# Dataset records
___

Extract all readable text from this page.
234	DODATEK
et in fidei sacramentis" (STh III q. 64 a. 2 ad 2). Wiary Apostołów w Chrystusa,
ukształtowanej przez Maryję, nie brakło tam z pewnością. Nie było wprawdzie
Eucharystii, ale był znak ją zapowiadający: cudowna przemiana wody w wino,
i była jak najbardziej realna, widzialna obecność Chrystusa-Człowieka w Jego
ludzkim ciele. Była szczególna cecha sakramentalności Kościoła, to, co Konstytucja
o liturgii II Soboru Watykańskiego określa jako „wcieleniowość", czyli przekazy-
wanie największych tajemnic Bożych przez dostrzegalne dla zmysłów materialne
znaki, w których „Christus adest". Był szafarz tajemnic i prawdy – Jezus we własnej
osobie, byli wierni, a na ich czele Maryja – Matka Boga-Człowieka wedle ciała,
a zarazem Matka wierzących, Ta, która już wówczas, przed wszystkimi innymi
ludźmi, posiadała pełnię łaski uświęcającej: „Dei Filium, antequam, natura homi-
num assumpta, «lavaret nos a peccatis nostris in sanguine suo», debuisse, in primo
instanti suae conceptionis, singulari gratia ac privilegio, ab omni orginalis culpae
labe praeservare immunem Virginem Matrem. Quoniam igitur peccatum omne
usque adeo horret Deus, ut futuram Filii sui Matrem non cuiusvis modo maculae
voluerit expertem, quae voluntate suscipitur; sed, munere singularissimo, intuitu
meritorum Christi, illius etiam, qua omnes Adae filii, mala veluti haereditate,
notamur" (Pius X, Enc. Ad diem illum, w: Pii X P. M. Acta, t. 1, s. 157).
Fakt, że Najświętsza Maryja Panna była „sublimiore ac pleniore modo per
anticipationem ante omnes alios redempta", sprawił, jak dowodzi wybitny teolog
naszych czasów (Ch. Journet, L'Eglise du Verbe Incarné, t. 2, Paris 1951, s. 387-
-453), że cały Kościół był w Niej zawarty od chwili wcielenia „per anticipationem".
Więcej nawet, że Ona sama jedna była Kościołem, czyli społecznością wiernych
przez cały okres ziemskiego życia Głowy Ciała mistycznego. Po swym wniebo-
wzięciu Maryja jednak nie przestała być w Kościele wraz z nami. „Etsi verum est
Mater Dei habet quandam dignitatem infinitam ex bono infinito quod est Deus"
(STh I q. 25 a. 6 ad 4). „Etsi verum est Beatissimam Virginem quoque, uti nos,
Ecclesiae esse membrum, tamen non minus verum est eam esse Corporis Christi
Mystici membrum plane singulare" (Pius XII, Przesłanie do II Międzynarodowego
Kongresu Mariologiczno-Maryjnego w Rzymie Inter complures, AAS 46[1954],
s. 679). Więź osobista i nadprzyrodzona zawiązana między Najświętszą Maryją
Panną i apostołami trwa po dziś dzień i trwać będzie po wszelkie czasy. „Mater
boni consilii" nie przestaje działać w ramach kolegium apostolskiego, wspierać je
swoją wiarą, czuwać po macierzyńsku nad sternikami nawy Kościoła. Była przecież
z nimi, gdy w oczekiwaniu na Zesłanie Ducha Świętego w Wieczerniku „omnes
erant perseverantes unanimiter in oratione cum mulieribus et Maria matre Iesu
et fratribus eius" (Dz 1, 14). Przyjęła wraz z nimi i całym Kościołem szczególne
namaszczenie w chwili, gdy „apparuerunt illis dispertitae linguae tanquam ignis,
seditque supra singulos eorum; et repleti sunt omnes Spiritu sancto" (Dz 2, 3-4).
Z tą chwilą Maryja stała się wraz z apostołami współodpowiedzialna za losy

___

# Written task
Repeat all of the records above exactly as written.

# Exercise output
Extract all readable text from this page.
234	DODATEK
et in fidei sacramentis" (STh III q. 64 a. 2 ad 2). Wiary Apostołów w Chrystusa,
ukształtowanej przez Maryję, nie brakło tam z pewnością. Nie było wprawdzie
Eucharystii, ale był znak ją zapowiadający: cudowna przemiana wody w wino,
i była jak najbardziej realna, widzialna obecność Chrystusa-Człowieka w Jego
ludzkim ciele. Była szczególna cecha sakramentalności Kościoła, to, co Konstytucja
o liturgii II Soboru Watykańskiego określa jako „wcieleniowość", czyli przekazy-
wanie największych tajemnic Bożych przez dostrzegalne dla zmysłów materialne
znaki, w których „Christus adest". Był szafarz tajemnic i prawdy – Jezus we własnej
osobie, byli wierni, a na ich czele Maryja – Matka Boga-Człowieka wedle ciała,
a zarazem Matka wierzących, Ta, która już wówczas, przed wszystkimi innymi
ludźmi, posiadała pełnię łaski uświęcającej: „Dei Filium, antequam, natura homi-
num assumpta, «lavaret nos a peccatis nostris in sanguine suo», debuisse, in primo
instanti suae conceptionis, singulari gratia ac privilegio, ab omni orginalis culpae
labe praeservare immunem Virginem Matrem. Quoniam igitur peccatum omne
usque adeo horret Deus, ut futuram Filii sui Matrem non cuiusvis modo maculae
voluerit expertem, quae voluntate suscipitur; sed, munere singularissimo, intuitu
meritorum Christi, illius etiam, qua omnes Adae filii, mala veluti haereditate,
notamur" (Pius X, Enc. Ad diem illum, w: Pii X P. M. Acta, t. 1, s. 157).
Fakt, że Najświętsza Maryja Panna była „sublimiore ac pleniore modo per
anticipationem ante omnes alios redempta", sprawił, jak dowodzi wybitny teolog
naszych czasów (Ch. Journet, L'Eglise du Verbe Incarné, t. 2, Paris 1951, s. 387-
-453), że cały Kościół był w Niej zawarty od chwili wcielenia „per anticipationem".
Więcej nawet, że Ona sama jedna była Kościołem, czyli społecznością wiernych
przez cały okres ziemskiego życia Głowy Ciała mistycznego. Po swym wniebo-
wzięciu Maryja jednak nie przestała być w Kościele wraz z nami. „Etsi verum est
Mater Dei habet quandam dignitatem infinitam ex bono infinito quod est Deus"
(STh I q. 25 a. 6 ad 4). „Etsi verum est Beatissimam Virginem quoque, uti nos,
Ecclesiae esse membrum, tamen non minus verum est eam esse Corporis Christi
Mystici membrum plane singulare" (Pius XII, Przesłanie do II Międzynarodowego
Kongresu Mariologiczno-Maryjnego w Rzymie Inter complures, AAS 46[1954],
s. 679). Więź osobista i nadprzyrodzona zawiązana między Najświętszą Maryją
Panną i apostołami trwa po dziś dzień i trwać będzie po wszelkie czasy. „Mater
boni consilii" nie przestaje działać w ramach kolegium apostolskiego, wspierać je
swoją wiarą, czuwać po macierzyńsku nad sternikami nawy Kościoła. Była przecież
z nimi, gdy w oczekiwaniu na Zesłanie Ducha Świętego w Wieczerniku „omnes
erant perseverantes unanimiter in oratione cum mulieribus et Maria matre Iesu
et fratribus eius" (Dz 1, 14). Przyjęła wraz z nimi i całym Kościołem szczególne
namaszczenie w chwili, gdy „apparuerunt illis dispertitae linguae tanquam ignis,
seditque supra singulos eorum; et repleti sunt omnes Spiritu sancto" (Dz 2, 3-4).
Z tą chwilą Maryja stała się wraz z apostołami współodpowiedzialna za losy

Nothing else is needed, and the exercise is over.